#### Given request
Return all of the data exactly, with nothing left out but the pictures.

--- Start of Data for this task ---

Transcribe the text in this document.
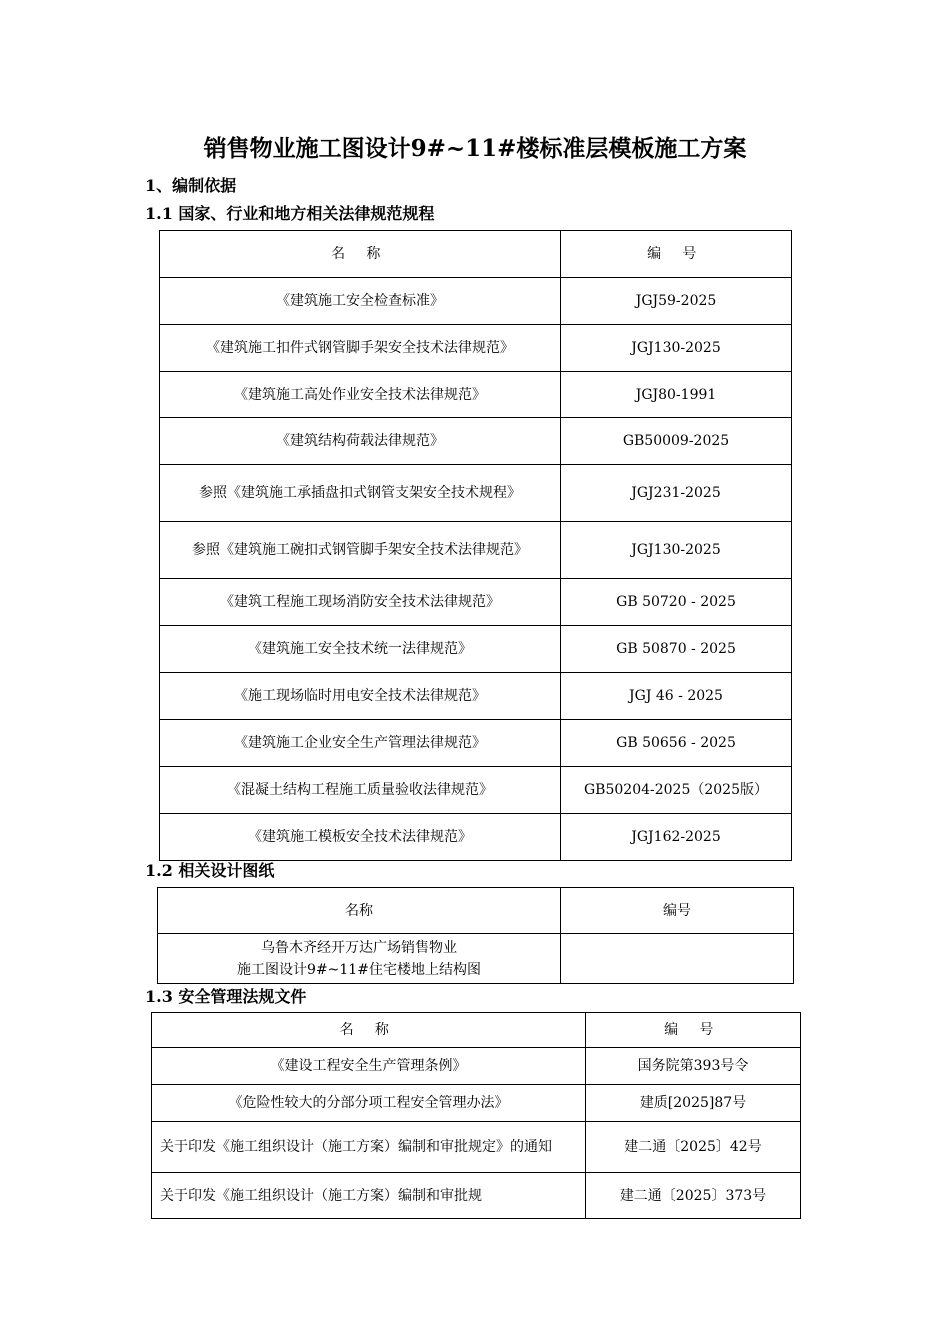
销售物业施工图设计9#~11#楼标准层模板施工方案
1、编制依据
1.1 国家、行业和地方相关法律规范规程
名 称	编 号
《建筑施工安全检查标准》	JGJ59-2025
《建筑施工扣件式钢管脚手架安全技术法律规范》	JGJ130-2025
《建筑施工高处作业安全技术法律规范》	JGJ80-1991
《建筑结构荷载法律规范》	GB50009-2025
参照《建筑施工承插盘扣式钢管支架安全技术规程》	JGJ231-2025
参照《建筑施工碗扣式钢管脚手架安全技术法律规范》	JGJ130-2025
《建筑工程施工现场消防安全技术法律规范》	GB 50720 - 2025
《建筑施工安全技术统一法律规范》	GB 50870 - 2025
《施工现场临时用电安全技术法律规范》	JGJ 46 - 2025
《建筑施工企业安全生产管理法律规范》	GB 50656 - 2025
《混凝土结构工程施工质量验收法律规范》	GB50204-2025（2025版）
《建筑施工模板安全技术法律规范》	JGJ162-2025
1.2 相关设计图纸
名称	编号

乌鲁木齐经开万达广场销售物业
施工图设计9#~11#住宅楼地上结构图	

1.3 安全管理法规文件
名 称	编 号
《建设工程安全生产管理条例》	国务院第393号令
《危险性较大的分部分项工程安全管理办法》	建质[2025]87号
关于印发《施工组织设计（施工方案）编制和审批规定》的通知	建二通〔2025〕42号
关于印发《施工组织设计（施工方案）编制和审批规	建二通〔2025〕373号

--- End of Data for this task ---

#### Response below
Transcribe the text in this document.
销售物业施工图设计9#~11#楼标准层模板施工方案
1、编制依据
1.1 国家、行业和地方相关法律规范规程
名 称	编 号
《建筑施工安全检查标准》	JGJ59-2025
《建筑施工扣件式钢管脚手架安全技术法律规范》	JGJ130-2025
《建筑施工高处作业安全技术法律规范》	JGJ80-1991
《建筑结构荷载法律规范》	GB50009-2025
参照《建筑施工承插盘扣式钢管支架安全技术规程》	JGJ231-2025
参照《建筑施工碗扣式钢管脚手架安全技术法律规范》	JGJ130-2025
《建筑工程施工现场消防安全技术法律规范》	GB 50720 - 2025
《建筑施工安全技术统一法律规范》	GB 50870 - 2025
《施工现场临时用电安全技术法律规范》	JGJ 46 - 2025
《建筑施工企业安全生产管理法律规范》	GB 50656 - 2025
《混凝土结构工程施工质量验收法律规范》	GB50204-2025（2025版）
《建筑施工模板安全技术法律规范》	JGJ162-2025
1.2 相关设计图纸
名称	编号

乌鲁木齐经开万达广场销售物业
施工图设计9#~11#住宅楼地上结构图	

1.3 安全管理法规文件
名 称	编 号
《建设工程安全生产管理条例》	国务院第393号令
《危险性较大的分部分项工程安全管理办法》	建质[2025]87号
关于印发《施工组织设计（施工方案）编制和审批规定》的通知	建二通〔2025〕42号
关于印发《施工组织设计（施工方案）编制和审批规	建二通〔2025〕373号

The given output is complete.